> [PETUNJUK TUGAS]
Ambil dari laporan sidang ini bagian yang dimulai dengan "Koperasi Gondai Bersatu bekerjasama" dan berakhir dengan "hutang pinjaman tersebut.", lalu salin tanpa mengubah satu kata pun.

PN Pelalawan, Kamis 07 September—Hakim I Gede Budhy Dharma Asmara bersama Nur Rahmi dan A. Eswin Sugandhi Oetara, membuka sidang perkara pidana penguasaan lahan secara illegal oleh terdakwa PT Peputra Supra Jaya. Sudiono selaku Direktur mewakili terdakwa, didampingi penasihat hukum Jufri Mochtar Tayib, Suharmono, Linda dan Heru.
Penuntut umum yang hadir dalam perkara ini, Marthalius dari Kejaksaan Negeri Pelalawan. Ia menghadirkan 2 orang saksi, yang pada sidang sebelumnya berhalangan hadir.
Zainudin, saksi pertama yang diperiksa. Ia Ketua Koperasi Gondai Bersatu sejak berdiri pada 2010. Sebagaimana koperasi yang lain, Gondai Bersatu juga pecahan dari Koperasi Sawit Raya yang terbagi menjadi 8 koperasi. Jumlah anggota yang dipimpin Zainudin 424 anggota dengan lahan seluas lebih kurang 800 hektar. Kini, Zainudin sudah 4 bulan tidak menjabat. Belum ada penggantinya.
Koperasi Gondai Bersatu bekerjasama dengan PT Peputra Supra Jaya dalam budidaya tanaman kelapa sawit. Masyarakat yang jadi anggota koperasi diberi pinjaman modal oleh bank dengan PT Peputra Supra Jaya sebagai penjamin hutang pinjaman tersebut.
Selama proses budidaya tanaman, mulai dari pembibitan, penanaman, pemupukan sampai pada produksi jadi tanggungjawab PT Peputra Supra Jaya, melalui karyawannya sebagai pendamping dan pembinan anggota koperasi. Hasilnya dijual pada perusahaan dan juga diolah langsung melalui pabrik perusahaan di Desa Pangkalan Gondai. Anggota mendapat bagi hasil sebagaimana perjanjian dengan pola KKPA yang telah disepakati.
Perjanjian ini sudah disepakati sejak PT Peputra Supra Jaya memulai kerjasamanya pada Koperasi Sawit Raya, pada 1996. “Kami hanya melanjutkan isi perjanjian itu. Tapi saya belum pernah baca dokumen perjanjiannya,” sebut Zainudin.

> [DATA YANG DISEDIAKAN]

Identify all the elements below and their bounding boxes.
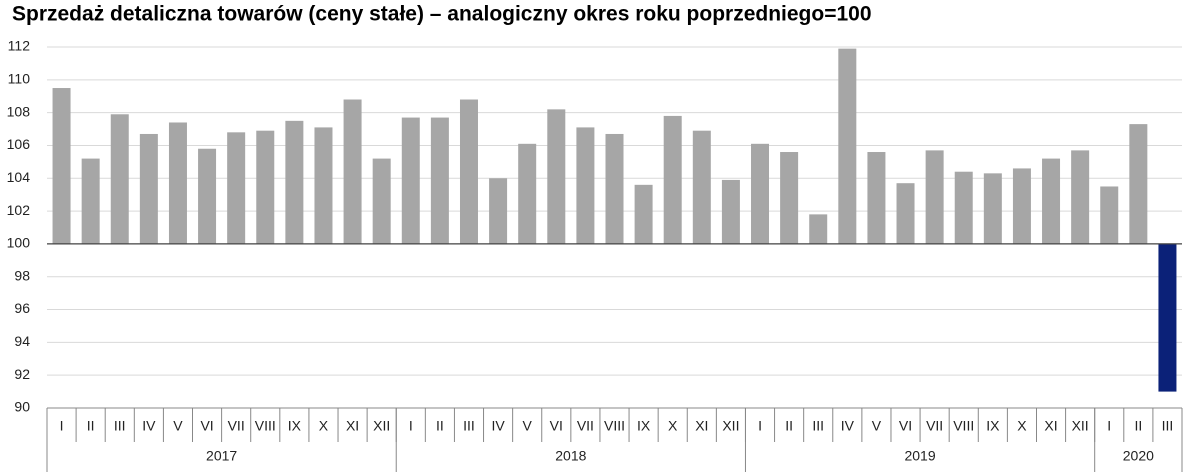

> [JAWABAN TERTULIS]
Koperasi Gondai Bersatu bekerjasama dengan PT Peputra Supra Jaya dalam budidaya tanaman kelapa sawit. Masyarakat yang jadi anggota koperasi diberi pinjaman modal oleh bank dengan PT Peputra Supra Jaya sebagai penjamin hutang pinjaman tersebut.